## What to do
Extract every line of the material that holds the string "color".

## Dataset records
━━━━━━━━━━━━━━━━━━━━

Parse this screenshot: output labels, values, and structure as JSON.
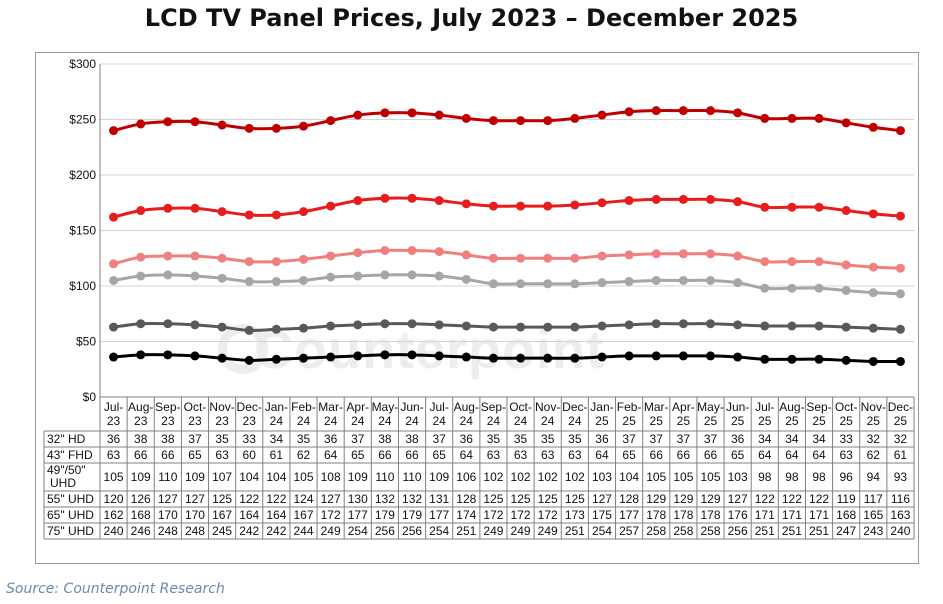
{
  "source_text": "Source: Counterpoint Research",
  "watermark_text": "Counterpoint",
  "chart_data": {
    "type": "line",
    "title": "LCD TV Panel Prices, July 2023 – December 2025",
    "xlabel": "",
    "ylabel": "",
    "ylim": [
      0,
      300
    ],
    "yticks": [
      "$0",
      "$50",
      "$100",
      "$150",
      "$200",
      "$250",
      "$300"
    ],
    "ytick_values": [
      0,
      50,
      100,
      150,
      200,
      250,
      300
    ],
    "grid": true,
    "categories": [
      [
        "Jul-",
        "23"
      ],
      [
        "Aug-",
        "23"
      ],
      [
        "Sep-",
        "23"
      ],
      [
        "Oct-",
        "23"
      ],
      [
        "Nov-",
        "23"
      ],
      [
        "Dec-",
        "23"
      ],
      [
        "Jan-",
        "24"
      ],
      [
        "Feb-",
        "24"
      ],
      [
        "Mar-",
        "24"
      ],
      [
        "Apr-",
        "24"
      ],
      [
        "May-",
        "24"
      ],
      [
        "Jun-",
        "24"
      ],
      [
        "Jul-",
        "24"
      ],
      [
        "Aug-",
        "24"
      ],
      [
        "Sep-",
        "24"
      ],
      [
        "Oct-",
        "24"
      ],
      [
        "Nov-",
        "24"
      ],
      [
        "Dec-",
        "24"
      ],
      [
        "Jan-",
        "25"
      ],
      [
        "Feb-",
        "25"
      ],
      [
        "Mar-",
        "25"
      ],
      [
        "Apr-",
        "25"
      ],
      [
        "May-",
        "25"
      ],
      [
        "Jun-",
        "25"
      ],
      [
        "Jul-",
        "25"
      ],
      [
        "Aug-",
        "25"
      ],
      [
        "Sep-",
        "25"
      ],
      [
        "Oct-",
        "25"
      ],
      [
        "Nov-",
        "25"
      ],
      [
        "Dec-",
        "25"
      ]
    ],
    "series": [
      {
        "name": [
          "32\" HD"
        ],
        "color": "#000000",
        "values": [
          36,
          38,
          38,
          37,
          35,
          33,
          34,
          35,
          36,
          37,
          38,
          38,
          37,
          36,
          35,
          35,
          35,
          35,
          36,
          37,
          37,
          37,
          37,
          36,
          34,
          34,
          34,
          33,
          32,
          32
        ]
      },
      {
        "name": [
          "43\" FHD"
        ],
        "color": "#595959",
        "values": [
          63,
          66,
          66,
          65,
          63,
          60,
          61,
          62,
          64,
          65,
          66,
          66,
          65,
          64,
          63,
          63,
          63,
          63,
          64,
          65,
          66,
          66,
          66,
          65,
          64,
          64,
          64,
          63,
          62,
          61
        ]
      },
      {
        "name": [
          "49\"/50\"",
          "UHD"
        ],
        "color": "#a6a6a6",
        "values": [
          105,
          109,
          110,
          109,
          107,
          104,
          104,
          105,
          108,
          109,
          110,
          110,
          109,
          106,
          102,
          102,
          102,
          102,
          103,
          104,
          105,
          105,
          105,
          103,
          98,
          98,
          98,
          96,
          94,
          93
        ]
      },
      {
        "name": [
          "55\" UHD"
        ],
        "color": "#f08080",
        "values": [
          120,
          126,
          127,
          127,
          125,
          122,
          122,
          124,
          127,
          130,
          132,
          132,
          131,
          128,
          125,
          125,
          125,
          125,
          127,
          128,
          129,
          129,
          129,
          127,
          122,
          122,
          122,
          119,
          117,
          116
        ]
      },
      {
        "name": [
          "65\" UHD"
        ],
        "color": "#e81c1c",
        "values": [
          162,
          168,
          170,
          170,
          167,
          164,
          164,
          167,
          172,
          177,
          179,
          179,
          177,
          174,
          172,
          172,
          172,
          173,
          175,
          177,
          178,
          178,
          178,
          176,
          171,
          171,
          171,
          168,
          165,
          163
        ]
      },
      {
        "name": [
          "75\" UHD"
        ],
        "color": "#c00000",
        "values": [
          240,
          246,
          248,
          248,
          245,
          242,
          242,
          244,
          249,
          254,
          256,
          256,
          254,
          251,
          249,
          249,
          249,
          251,
          254,
          257,
          258,
          258,
          258,
          256,
          251,
          251,
          251,
          247,
          243,
          240
        ]
      }
    ]
  }
}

━━━━━━━━━━━━━━━━━━━━

## Exercise result
        "color": "#000000",
        "color": "#595959",
        "color": "#a6a6a6",
        "color": "#f08080",
        "color": "#e81c1c",
        "color": "#c00000",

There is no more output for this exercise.